** What you need to do **
Below is a block of records; repeat each one exactly.

** Records that describe figures **
○ ○ ○ ○ ○
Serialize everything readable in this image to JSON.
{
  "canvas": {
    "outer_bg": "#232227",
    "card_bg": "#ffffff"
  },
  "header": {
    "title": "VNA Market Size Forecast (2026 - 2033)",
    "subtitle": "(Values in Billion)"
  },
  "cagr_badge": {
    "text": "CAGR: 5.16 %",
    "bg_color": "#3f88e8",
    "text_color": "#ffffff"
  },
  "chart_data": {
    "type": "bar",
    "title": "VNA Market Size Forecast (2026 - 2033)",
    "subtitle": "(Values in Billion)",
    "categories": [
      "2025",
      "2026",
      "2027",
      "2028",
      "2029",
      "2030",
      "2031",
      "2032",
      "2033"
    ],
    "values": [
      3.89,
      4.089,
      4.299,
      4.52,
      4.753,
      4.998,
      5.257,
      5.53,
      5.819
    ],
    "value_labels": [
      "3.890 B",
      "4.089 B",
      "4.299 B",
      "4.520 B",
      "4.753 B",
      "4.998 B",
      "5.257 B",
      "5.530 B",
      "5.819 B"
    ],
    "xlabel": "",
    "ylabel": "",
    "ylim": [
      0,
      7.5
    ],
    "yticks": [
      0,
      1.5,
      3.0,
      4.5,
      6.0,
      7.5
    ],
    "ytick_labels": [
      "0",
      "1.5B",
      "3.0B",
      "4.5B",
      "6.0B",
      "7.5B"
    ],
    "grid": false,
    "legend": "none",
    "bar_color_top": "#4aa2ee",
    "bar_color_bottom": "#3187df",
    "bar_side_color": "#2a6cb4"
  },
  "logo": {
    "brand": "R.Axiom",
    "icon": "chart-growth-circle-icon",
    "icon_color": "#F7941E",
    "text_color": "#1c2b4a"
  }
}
○ ○ ○ ○ ○
** Answer to this problem **
Serialize everything readable in this image to JSON.
{
  "canvas": {
    "outer_bg": "#232227",
    "card_bg": "#ffffff"
  },
  "header": {
    "title": "VNA Market Size Forecast (2026 - 2033)",
    "subtitle": "(Values in Billion)"
  },
  "cagr_badge": {
    "text": "CAGR: 5.16 %",
    "bg_color": "#3f88e8",
    "text_color": "#ffffff"
  },
  "chart_data": {
    "type": "bar",
    "title": "VNA Market Size Forecast (2026 - 2033)",
    "subtitle": "(Values in Billion)",
    "categories": [
      "2025",
      "2026",
      "2027",
      "2028",
      "2029",
      "2030",
      "2031",
      "2032",
      "2033"
    ],
    "values": [
      3.89,
      4.089,
      4.299,
      4.52,
      4.753,
      4.998,
      5.257,
      5.53,
      5.819
    ],
    "value_labels": [
      "3.890 B",
      "4.089 B",
      "4.299 B",
      "4.520 B",
      "4.753 B",
      "4.998 B",
      "5.257 B",
      "5.530 B",
      "5.819 B"
    ],
    "xlabel": "",
    "ylabel": "",
    "ylim": [
      0,
      7.5
    ],
    "yticks": [
      0,
      1.5,
      3.0,
      4.5,
      6.0,
      7.5
    ],
    "ytick_labels": [
      "0",
      "1.5B",
      "3.0B",
      "4.5B",
      "6.0B",
      "7.5B"
    ],
    "grid": false,
    "legend": "none",
    "bar_color_top": "#4aa2ee",
    "bar_color_bottom": "#3187df",
    "bar_side_color": "#2a6cb4"
  },
  "logo": {
    "brand": "R.Axiom",
    "icon": "chart-growth-circle-icon",
    "icon_color": "#F7941E",
    "text_color": "#1c2b4a"
  }
}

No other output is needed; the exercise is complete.